───── The input

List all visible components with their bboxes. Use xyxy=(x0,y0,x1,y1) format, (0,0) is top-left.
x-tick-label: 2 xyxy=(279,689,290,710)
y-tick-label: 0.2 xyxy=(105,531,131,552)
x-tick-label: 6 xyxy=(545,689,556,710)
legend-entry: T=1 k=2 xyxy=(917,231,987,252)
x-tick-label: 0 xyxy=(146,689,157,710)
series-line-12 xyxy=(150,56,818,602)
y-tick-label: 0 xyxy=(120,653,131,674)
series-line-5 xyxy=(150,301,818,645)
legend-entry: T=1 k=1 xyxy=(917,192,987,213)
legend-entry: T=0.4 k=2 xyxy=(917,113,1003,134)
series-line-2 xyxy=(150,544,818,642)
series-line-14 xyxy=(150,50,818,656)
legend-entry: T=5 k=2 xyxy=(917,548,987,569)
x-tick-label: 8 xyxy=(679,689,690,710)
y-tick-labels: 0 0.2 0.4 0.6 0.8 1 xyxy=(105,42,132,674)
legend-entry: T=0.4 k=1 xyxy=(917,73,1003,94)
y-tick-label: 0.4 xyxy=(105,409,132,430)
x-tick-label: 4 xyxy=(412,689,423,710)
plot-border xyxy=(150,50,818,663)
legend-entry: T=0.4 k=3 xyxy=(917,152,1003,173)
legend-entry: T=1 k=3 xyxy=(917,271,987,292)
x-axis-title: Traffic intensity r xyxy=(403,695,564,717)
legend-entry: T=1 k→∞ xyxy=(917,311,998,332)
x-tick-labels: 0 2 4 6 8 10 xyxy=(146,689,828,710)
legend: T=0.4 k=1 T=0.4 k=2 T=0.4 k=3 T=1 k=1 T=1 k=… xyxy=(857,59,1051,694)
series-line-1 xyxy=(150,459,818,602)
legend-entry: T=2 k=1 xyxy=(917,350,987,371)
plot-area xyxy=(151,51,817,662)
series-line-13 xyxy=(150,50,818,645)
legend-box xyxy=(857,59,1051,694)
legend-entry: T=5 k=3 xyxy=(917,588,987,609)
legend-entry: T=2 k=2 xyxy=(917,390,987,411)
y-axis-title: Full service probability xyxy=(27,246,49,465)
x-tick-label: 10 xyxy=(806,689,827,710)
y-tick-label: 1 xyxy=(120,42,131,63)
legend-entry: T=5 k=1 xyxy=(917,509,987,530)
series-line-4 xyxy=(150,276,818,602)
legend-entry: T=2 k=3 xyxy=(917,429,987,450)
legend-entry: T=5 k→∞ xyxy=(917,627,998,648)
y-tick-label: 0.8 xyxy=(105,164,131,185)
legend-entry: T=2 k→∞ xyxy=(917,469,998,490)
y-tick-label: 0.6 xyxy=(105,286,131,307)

──────────
───── The input

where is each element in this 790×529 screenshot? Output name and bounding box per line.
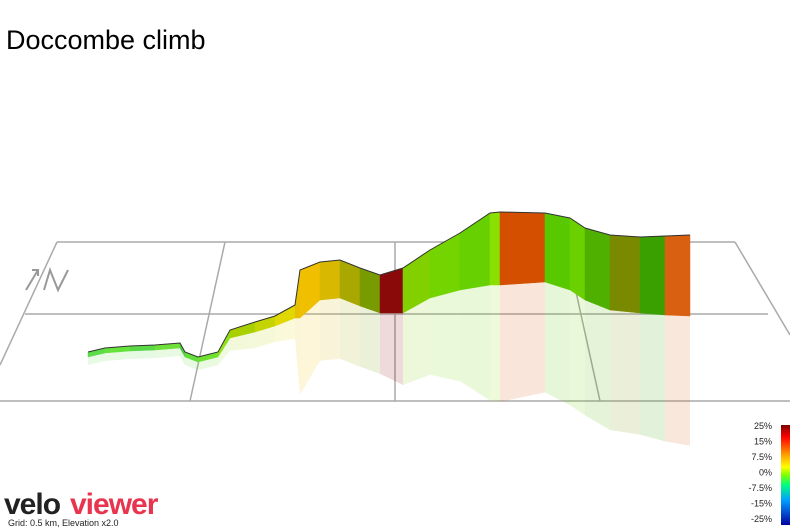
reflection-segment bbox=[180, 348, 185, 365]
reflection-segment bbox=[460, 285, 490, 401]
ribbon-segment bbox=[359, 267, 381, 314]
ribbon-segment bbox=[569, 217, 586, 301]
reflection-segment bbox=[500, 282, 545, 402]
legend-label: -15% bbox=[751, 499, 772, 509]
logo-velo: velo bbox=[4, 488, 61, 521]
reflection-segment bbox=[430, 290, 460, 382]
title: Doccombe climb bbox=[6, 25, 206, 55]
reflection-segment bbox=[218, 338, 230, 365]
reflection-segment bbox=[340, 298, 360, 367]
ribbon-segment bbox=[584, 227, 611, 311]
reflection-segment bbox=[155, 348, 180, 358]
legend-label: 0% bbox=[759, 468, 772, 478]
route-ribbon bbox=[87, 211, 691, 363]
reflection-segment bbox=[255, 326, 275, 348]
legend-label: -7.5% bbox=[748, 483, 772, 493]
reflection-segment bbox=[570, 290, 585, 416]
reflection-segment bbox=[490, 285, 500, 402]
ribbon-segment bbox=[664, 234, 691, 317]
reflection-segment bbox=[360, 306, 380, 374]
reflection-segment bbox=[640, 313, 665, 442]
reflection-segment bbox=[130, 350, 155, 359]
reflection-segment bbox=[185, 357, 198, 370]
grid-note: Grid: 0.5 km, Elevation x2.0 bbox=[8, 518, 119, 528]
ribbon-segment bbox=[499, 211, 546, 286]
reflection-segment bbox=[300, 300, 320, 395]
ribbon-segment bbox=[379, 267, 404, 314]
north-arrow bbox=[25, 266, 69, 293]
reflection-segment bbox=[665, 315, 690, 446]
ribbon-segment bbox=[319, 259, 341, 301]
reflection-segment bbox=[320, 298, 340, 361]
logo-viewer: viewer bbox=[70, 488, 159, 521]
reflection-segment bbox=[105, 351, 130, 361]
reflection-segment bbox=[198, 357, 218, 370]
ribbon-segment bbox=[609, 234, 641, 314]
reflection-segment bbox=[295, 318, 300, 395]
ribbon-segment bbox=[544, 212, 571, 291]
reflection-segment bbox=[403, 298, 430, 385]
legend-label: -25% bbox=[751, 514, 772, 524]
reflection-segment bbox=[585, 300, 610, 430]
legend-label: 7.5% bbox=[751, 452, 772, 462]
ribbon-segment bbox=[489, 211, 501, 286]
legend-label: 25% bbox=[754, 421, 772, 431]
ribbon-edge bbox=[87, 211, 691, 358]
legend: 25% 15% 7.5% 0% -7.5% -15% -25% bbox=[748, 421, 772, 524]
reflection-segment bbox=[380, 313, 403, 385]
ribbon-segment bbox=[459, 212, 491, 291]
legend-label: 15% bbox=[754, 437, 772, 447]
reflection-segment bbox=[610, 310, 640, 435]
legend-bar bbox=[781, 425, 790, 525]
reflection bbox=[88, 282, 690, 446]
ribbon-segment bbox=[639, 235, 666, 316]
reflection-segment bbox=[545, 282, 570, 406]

──────────

## Do this
Find each line in the data above that contains the string "title", and copy those lines. Case counts.

## Solution to the exercise
x-axis-title: Traffic intensity r xyxy=(403,695,564,717)
y-axis-title: Full service probability xyxy=(27,246,49,465)
title: Doccombe climb bbox=[6, 25, 206, 55]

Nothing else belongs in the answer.